EXERCISE DIRECTIONS: Can you transcribe every record below exactly as it appears?

Stored records
= = = = =

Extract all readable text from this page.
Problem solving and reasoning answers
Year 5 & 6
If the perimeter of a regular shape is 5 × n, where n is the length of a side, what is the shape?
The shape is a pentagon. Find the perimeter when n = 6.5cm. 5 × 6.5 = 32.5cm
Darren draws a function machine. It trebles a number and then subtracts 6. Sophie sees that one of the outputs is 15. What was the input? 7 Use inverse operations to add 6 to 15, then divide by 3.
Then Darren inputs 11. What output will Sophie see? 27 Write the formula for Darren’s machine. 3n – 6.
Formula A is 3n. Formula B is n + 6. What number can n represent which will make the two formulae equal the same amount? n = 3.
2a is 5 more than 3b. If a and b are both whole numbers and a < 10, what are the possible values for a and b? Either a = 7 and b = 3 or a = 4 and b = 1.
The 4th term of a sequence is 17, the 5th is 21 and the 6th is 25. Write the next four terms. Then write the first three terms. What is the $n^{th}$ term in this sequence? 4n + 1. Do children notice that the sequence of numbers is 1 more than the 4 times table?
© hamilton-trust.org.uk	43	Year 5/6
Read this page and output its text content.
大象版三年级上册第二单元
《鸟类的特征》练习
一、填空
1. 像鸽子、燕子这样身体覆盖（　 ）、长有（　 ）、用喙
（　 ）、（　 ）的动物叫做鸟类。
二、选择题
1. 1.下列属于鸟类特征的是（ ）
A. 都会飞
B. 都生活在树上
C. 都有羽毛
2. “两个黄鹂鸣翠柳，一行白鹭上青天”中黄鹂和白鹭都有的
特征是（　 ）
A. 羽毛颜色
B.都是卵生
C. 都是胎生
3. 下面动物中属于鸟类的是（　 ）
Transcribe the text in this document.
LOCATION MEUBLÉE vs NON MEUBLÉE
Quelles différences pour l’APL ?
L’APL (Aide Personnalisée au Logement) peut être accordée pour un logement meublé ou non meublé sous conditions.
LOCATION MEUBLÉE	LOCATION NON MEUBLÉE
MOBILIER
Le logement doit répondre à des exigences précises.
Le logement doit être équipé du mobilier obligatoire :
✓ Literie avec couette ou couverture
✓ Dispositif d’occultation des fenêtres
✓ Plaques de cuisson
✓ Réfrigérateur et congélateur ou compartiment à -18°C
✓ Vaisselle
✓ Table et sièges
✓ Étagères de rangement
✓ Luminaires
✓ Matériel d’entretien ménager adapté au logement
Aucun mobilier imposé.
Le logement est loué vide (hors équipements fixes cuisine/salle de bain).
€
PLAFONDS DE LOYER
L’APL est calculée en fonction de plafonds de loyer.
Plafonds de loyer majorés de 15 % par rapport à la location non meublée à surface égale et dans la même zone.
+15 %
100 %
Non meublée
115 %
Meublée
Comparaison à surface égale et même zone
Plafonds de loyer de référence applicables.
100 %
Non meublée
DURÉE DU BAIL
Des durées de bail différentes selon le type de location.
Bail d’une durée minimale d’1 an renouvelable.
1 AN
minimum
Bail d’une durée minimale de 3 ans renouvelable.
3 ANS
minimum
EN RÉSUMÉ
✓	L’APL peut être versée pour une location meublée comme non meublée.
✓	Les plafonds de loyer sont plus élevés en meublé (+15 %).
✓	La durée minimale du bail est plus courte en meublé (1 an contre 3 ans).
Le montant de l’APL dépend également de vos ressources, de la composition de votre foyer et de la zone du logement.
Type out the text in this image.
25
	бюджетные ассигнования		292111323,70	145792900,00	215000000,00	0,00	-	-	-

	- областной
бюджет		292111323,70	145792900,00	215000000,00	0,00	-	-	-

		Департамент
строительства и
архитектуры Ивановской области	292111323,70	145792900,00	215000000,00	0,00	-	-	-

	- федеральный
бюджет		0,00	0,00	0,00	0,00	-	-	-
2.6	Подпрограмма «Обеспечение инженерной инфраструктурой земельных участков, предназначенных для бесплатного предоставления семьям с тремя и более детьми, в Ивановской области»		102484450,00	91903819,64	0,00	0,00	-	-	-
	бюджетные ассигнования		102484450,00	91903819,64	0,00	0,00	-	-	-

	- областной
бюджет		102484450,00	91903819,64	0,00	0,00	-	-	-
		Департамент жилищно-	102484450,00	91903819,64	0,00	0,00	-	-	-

= = = = =

RESPONSE TO THE TASK:
Extract all readable text from this page.
Problem solving and reasoning answers
Year 5 & 6
If the perimeter of a regular shape is 5 × n, where n is the length of a side, what is the shape?
The shape is a pentagon. Find the perimeter when n = 6.5cm. 5 × 6.5 = 32.5cm
Darren draws a function machine. It trebles a number and then subtracts 6. Sophie sees that one of the outputs is 15. What was the input? 7 Use inverse operations to add 6 to 15, then divide by 3.
Then Darren inputs 11. What output will Sophie see? 27 Write the formula for Darren’s machine. 3n – 6.
Formula A is 3n. Formula B is n + 6. What number can n represent which will make the two formulae equal the same amount? n = 3.
2a is 5 more than 3b. If a and b are both whole numbers and a < 10, what are the possible values for a and b? Either a = 7 and b = 3 or a = 4 and b = 1.
The 4th term of a sequence is 17, the 5th is 21 and the 6th is 25. Write the next four terms. Then write the first three terms. What is the $n^{th}$ term in this sequence? 4n + 1. Do children notice that the sequence of numbers is 1 more than the 4 times table?
© hamilton-trust.org.uk	43	Year 5/6
Read this page and output its text content.
大象版三年级上册第二单元
《鸟类的特征》练习
一、填空
1. 像鸽子、燕子这样身体覆盖（　 ）、长有（　 ）、用喙
（　 ）、（　 ）的动物叫做鸟类。
二、选择题
1. 1.下列属于鸟类特征的是（ ）
A. 都会飞
B. 都生活在树上
C. 都有羽毛
2. “两个黄鹂鸣翠柳，一行白鹭上青天”中黄鹂和白鹭都有的
特征是（　 ）
A. 羽毛颜色
B.都是卵生
C. 都是胎生
3. 下面动物中属于鸟类的是（　 ）
Transcribe the text in this document.
LOCATION MEUBLÉE vs NON MEUBLÉE
Quelles différences pour l’APL ?
L’APL (Aide Personnalisée au Logement) peut être accordée pour un logement meublé ou non meublé sous conditions.
LOCATION MEUBLÉE	LOCATION NON MEUBLÉE
MOBILIER
Le logement doit répondre à des exigences précises.
Le logement doit être équipé du mobilier obligatoire :
✓ Literie avec couette ou couverture
✓ Dispositif d’occultation des fenêtres
✓ Plaques de cuisson
✓ Réfrigérateur et congélateur ou compartiment à -18°C
✓ Vaisselle
✓ Table et sièges
✓ Étagères de rangement
✓ Luminaires
✓ Matériel d’entretien ménager adapté au logement
Aucun mobilier imposé.
Le logement est loué vide (hors équipements fixes cuisine/salle de bain).
€
PLAFONDS DE LOYER
L’APL est calculée en fonction de plafonds de loyer.
Plafonds de loyer majorés de 15 % par rapport à la location non meublée à surface égale et dans la même zone.
+15 %
100 %
Non meublée
115 %
Meublée
Comparaison à surface égale et même zone
Plafonds de loyer de référence applicables.
100 %
Non meublée
DURÉE DU BAIL
Des durées de bail différentes selon le type de location.
Bail d’une durée minimale d’1 an renouvelable.
1 AN
minimum
Bail d’une durée minimale de 3 ans renouvelable.
3 ANS
minimum
EN RÉSUMÉ
✓	L’APL peut être versée pour une location meublée comme non meublée.
✓	Les plafonds de loyer sont plus élevés en meublé (+15 %).
✓	La durée minimale du bail est plus courte en meublé (1 an contre 3 ans).
Le montant de l’APL dépend également de vos ressources, de la composition de votre foyer et de la zone du logement.
Type out the text in this image.
25
	бюджетные ассигнования		292111323,70	145792900,00	215000000,00	0,00	-	-	-

	- областной
бюджет		292111323,70	145792900,00	215000000,00	0,00	-	-	-

		Департамент
строительства и
архитектуры Ивановской области	292111323,70	145792900,00	215000000,00	0,00	-	-	-

	- федеральный
бюджет		0,00	0,00	0,00	0,00	-	-	-
2.6	Подпрограмма «Обеспечение инженерной инфраструктурой земельных участков, предназначенных для бесплатного предоставления семьям с тремя и более детьми, в Ивановской области»		102484450,00	91903819,64	0,00	0,00	-	-	-
	бюджетные ассигнования		102484450,00	91903819,64	0,00	0,00	-	-	-

	- областной
бюджет		102484450,00	91903819,64	0,00	0,00	-	-	-
		Департамент жилищно-	102484450,00	91903819,64	0,00	0,00	-	-	-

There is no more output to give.